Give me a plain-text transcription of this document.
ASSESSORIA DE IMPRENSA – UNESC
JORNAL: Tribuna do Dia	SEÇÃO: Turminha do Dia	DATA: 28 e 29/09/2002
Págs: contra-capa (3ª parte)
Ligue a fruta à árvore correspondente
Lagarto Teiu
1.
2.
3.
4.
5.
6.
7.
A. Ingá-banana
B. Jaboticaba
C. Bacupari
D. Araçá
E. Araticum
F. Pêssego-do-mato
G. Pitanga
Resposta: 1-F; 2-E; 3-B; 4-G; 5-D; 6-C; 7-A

------------------------------------------------------------

INSTRUCTION.
Return the listing above in full, character for character.

WRITTEN SOLUTION.
Give me a plain-text transcription of this document.
ASSESSORIA DE IMPRENSA – UNESC
JORNAL: Tribuna do Dia	SEÇÃO: Turminha do Dia	DATA: 28 e 29/09/2002
Págs: contra-capa (3ª parte)
Ligue a fruta à árvore correspondente
Lagarto Teiu
1.
2.
3.
4.
5.
6.
7.
A. Ingá-banana
B. Jaboticaba
C. Bacupari
D. Araçá
E. Araticum
F. Pêssego-do-mato
G. Pitanga
Resposta: 1-F; 2-E; 3-B; 4-G; 5-D; 6-C; 7-A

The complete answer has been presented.